[Collection entries]

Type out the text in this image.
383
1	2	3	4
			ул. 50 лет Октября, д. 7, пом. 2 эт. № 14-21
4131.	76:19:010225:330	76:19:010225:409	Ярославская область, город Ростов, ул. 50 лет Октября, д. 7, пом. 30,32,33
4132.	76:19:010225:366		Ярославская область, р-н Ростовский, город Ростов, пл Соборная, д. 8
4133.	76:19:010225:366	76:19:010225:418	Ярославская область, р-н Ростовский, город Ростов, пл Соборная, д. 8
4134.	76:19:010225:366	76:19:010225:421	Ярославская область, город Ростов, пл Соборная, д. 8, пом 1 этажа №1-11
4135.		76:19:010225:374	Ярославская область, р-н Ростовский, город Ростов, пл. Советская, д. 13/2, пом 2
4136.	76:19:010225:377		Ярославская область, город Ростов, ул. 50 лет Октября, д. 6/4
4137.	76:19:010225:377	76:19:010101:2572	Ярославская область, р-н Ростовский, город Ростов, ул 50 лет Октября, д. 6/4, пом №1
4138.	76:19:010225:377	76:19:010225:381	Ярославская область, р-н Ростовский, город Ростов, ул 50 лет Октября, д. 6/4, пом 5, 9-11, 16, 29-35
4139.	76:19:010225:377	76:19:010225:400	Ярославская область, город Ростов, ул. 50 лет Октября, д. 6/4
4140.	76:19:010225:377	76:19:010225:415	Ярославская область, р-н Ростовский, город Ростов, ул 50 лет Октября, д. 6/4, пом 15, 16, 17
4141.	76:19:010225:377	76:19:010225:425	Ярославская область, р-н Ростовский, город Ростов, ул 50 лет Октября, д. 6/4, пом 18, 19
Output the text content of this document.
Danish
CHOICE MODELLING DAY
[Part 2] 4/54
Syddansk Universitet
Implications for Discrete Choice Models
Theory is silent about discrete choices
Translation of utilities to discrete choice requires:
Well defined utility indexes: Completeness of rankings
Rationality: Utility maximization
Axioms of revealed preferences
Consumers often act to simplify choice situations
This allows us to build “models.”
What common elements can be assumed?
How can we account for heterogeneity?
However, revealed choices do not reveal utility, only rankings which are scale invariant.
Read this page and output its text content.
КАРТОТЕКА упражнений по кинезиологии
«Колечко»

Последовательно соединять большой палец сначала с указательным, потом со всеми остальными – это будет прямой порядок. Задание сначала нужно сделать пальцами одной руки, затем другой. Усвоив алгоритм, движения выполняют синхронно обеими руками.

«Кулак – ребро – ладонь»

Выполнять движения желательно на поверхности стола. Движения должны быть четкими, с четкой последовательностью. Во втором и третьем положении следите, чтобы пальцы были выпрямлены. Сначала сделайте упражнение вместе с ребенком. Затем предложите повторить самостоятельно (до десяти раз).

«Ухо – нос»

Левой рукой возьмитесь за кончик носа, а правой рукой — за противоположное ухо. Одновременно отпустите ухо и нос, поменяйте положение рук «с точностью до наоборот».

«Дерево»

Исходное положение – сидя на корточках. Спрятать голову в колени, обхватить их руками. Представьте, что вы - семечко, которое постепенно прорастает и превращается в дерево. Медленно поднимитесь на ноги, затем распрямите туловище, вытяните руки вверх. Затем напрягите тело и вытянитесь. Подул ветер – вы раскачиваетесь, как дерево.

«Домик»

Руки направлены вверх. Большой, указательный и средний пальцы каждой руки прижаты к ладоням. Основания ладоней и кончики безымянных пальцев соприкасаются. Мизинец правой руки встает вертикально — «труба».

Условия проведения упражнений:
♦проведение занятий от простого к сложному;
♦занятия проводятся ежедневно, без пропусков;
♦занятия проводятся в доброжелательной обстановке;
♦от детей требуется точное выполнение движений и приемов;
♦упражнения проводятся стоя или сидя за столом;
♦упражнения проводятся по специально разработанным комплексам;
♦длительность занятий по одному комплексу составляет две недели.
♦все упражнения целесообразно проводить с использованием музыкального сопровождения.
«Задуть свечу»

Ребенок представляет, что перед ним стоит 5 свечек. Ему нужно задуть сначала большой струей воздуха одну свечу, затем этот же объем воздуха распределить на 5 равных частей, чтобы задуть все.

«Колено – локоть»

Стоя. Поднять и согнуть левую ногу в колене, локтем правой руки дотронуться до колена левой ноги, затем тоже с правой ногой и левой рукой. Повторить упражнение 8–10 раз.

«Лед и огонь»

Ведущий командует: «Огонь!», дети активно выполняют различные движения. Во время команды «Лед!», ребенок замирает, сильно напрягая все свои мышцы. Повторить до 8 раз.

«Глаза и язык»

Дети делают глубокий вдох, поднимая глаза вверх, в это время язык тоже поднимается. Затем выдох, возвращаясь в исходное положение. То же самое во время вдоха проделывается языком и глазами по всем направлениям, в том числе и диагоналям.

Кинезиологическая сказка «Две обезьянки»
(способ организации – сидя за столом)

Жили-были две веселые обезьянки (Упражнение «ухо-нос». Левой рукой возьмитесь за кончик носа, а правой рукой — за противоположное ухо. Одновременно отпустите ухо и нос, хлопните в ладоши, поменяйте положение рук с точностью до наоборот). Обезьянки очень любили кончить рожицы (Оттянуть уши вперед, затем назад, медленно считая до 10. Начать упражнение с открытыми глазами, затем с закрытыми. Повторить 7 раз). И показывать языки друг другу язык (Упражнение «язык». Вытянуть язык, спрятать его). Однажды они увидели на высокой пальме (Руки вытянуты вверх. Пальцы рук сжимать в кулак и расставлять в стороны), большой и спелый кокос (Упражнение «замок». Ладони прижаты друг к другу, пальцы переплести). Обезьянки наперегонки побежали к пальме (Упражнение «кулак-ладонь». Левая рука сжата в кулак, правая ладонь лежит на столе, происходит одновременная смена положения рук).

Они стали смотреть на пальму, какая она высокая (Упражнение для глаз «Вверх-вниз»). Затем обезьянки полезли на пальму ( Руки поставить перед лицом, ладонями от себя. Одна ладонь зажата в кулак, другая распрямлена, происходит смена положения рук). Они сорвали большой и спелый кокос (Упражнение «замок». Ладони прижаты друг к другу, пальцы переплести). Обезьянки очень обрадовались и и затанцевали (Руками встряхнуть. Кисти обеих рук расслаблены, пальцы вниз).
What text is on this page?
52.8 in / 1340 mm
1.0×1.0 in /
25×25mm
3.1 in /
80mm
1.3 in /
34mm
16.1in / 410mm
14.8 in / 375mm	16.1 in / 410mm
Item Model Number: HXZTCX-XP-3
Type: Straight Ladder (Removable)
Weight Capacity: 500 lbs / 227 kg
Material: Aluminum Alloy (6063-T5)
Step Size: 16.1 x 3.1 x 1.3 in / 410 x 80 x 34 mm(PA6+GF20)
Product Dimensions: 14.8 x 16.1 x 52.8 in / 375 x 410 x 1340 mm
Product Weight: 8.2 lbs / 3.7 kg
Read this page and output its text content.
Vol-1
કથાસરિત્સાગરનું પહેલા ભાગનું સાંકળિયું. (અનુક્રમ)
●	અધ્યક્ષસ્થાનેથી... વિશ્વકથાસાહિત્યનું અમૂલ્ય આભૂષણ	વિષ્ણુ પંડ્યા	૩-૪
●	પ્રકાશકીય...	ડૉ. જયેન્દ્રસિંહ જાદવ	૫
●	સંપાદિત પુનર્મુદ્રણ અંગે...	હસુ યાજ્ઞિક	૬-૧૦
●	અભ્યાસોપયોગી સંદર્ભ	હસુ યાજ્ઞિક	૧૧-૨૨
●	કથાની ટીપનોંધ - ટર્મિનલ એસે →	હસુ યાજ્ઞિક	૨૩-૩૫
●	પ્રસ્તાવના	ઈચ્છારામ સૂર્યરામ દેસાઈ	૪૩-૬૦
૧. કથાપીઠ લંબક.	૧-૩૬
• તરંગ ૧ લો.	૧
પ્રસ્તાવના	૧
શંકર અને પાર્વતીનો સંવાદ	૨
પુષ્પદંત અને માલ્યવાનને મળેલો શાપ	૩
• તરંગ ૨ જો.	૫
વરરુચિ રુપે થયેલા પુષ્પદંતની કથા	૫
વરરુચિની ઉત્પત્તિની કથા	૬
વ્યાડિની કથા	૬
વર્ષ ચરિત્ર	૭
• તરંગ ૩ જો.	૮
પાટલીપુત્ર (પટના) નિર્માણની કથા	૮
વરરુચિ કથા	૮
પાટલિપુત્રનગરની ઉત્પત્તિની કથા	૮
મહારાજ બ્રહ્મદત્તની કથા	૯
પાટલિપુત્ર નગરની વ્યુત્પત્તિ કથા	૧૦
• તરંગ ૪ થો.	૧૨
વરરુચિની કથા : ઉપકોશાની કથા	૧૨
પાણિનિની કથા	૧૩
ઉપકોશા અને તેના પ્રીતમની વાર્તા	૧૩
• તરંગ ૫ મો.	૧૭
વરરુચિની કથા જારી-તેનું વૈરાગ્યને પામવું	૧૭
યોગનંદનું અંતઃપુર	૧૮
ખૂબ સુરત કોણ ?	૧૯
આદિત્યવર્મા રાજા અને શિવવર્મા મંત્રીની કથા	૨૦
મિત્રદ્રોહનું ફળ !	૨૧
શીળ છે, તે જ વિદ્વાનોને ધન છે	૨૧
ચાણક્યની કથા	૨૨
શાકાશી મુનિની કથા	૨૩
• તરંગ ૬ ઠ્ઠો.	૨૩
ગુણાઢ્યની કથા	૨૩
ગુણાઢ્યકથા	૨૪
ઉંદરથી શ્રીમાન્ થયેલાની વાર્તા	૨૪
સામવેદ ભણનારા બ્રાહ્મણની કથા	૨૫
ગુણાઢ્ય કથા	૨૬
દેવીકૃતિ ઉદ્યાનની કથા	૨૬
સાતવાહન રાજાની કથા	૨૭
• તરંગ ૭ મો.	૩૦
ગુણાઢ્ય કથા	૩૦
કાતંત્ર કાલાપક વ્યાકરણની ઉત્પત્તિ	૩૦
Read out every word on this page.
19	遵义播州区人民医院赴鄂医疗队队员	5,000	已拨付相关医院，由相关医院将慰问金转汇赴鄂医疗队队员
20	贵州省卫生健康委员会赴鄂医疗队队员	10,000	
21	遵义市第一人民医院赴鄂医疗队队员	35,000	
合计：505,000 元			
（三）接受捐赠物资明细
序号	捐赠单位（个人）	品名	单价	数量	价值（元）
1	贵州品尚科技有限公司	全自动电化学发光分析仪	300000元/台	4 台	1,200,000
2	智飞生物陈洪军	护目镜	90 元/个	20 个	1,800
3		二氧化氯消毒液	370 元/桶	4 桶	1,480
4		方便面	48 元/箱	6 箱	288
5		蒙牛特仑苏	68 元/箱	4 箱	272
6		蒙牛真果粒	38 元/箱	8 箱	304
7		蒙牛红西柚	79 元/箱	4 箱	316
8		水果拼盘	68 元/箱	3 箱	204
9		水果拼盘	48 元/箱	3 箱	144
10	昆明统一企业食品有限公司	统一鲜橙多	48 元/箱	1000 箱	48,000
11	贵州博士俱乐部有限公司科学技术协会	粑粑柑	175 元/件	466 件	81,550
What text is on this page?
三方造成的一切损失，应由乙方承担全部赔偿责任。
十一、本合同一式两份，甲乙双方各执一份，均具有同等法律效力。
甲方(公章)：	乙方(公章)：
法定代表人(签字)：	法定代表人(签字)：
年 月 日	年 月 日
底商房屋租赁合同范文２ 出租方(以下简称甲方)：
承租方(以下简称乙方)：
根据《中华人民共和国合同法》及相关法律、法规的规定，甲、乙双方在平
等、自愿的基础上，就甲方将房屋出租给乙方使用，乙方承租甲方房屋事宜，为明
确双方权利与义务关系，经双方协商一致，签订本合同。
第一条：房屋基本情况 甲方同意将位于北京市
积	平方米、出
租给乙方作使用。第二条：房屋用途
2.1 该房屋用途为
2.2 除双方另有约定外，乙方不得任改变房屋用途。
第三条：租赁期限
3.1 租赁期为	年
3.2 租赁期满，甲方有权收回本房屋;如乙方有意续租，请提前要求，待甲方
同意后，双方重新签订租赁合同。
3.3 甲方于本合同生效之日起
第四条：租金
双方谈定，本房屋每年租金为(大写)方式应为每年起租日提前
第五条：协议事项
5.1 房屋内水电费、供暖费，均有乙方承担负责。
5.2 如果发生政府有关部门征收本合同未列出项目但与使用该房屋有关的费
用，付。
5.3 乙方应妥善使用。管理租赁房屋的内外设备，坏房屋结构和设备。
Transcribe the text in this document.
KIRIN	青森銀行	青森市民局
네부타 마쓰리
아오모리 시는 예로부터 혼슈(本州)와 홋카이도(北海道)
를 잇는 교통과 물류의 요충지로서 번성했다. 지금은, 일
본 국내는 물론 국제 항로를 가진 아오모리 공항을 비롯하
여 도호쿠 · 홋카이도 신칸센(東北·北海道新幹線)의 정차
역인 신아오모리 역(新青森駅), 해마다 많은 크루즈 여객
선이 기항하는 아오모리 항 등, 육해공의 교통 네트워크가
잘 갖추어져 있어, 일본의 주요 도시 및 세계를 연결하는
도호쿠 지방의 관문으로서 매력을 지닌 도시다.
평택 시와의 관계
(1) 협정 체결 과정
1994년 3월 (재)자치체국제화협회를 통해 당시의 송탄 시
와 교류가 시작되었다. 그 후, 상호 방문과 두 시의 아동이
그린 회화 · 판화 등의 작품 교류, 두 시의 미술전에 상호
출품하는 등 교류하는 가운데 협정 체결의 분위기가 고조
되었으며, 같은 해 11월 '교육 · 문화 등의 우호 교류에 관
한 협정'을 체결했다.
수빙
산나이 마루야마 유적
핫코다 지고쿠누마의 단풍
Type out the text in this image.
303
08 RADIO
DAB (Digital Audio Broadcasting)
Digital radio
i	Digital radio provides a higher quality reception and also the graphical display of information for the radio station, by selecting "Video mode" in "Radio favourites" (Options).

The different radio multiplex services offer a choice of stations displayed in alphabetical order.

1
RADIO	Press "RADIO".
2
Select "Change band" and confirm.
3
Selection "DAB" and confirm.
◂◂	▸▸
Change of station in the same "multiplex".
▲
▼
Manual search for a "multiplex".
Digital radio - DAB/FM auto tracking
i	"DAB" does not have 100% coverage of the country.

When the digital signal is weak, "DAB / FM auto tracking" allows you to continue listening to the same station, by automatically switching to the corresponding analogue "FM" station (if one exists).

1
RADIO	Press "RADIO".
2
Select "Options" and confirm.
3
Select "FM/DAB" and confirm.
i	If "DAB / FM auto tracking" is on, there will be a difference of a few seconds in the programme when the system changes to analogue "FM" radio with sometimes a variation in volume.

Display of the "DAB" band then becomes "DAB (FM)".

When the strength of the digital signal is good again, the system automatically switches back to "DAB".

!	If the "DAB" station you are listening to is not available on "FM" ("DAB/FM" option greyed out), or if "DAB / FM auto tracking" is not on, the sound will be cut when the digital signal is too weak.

Directions: Copy out each line of the entries that holds "спелый".

Written solution:
Жили-были две веселые обезьянки (Упражнение «ухо-нос». Левой рукой возьмитесь за кончик носа, а правой рукой — за противоположное ухо. Одновременно отпустите ухо и нос, хлопните в ладоши, поменяйте положение рук с точностью до наоборот). Обезьянки очень любили кончить рожицы (Оттянуть уши вперед, затем назад, медленно считая до 10. Начать упражнение с открытыми глазами, затем с закрытыми. Повторить 7 раз). И показывать языки друг другу язык (Упражнение «язык». Вытянуть язык, спрятать его). Однажды они увидели на высокой пальме (Руки вытянуты вверх. Пальцы рук сжимать в кулак и расставлять в стороны), большой и спелый кокос (Упражнение «замок». Ладони прижаты друг к другу, пальцы переплести). Обезьянки наперегонки побежали к пальме (Упражнение «кулак-ладонь». Левая рука сжата в кулак, правая ладонь лежит на столе, происходит одновременная смена положения рук).
Они стали смотреть на пальму, какая она высокая (Упражнение для глаз «Вверх-вниз»). Затем обезьянки полезли на пальму ( Руки поставить перед лицом, ладонями от себя. Одна ладонь зажата в кулак, другая распрямлена, происходит смена положения рук). Они сорвали большой и спелый кокос (Упражнение «замок». Ладони прижаты друг к другу, пальцы переплести). Обезьянки очень обрадовались и и затанцевали (Руками встряхнуть. Кисти обеих рук расслаблены, пальцы вниз).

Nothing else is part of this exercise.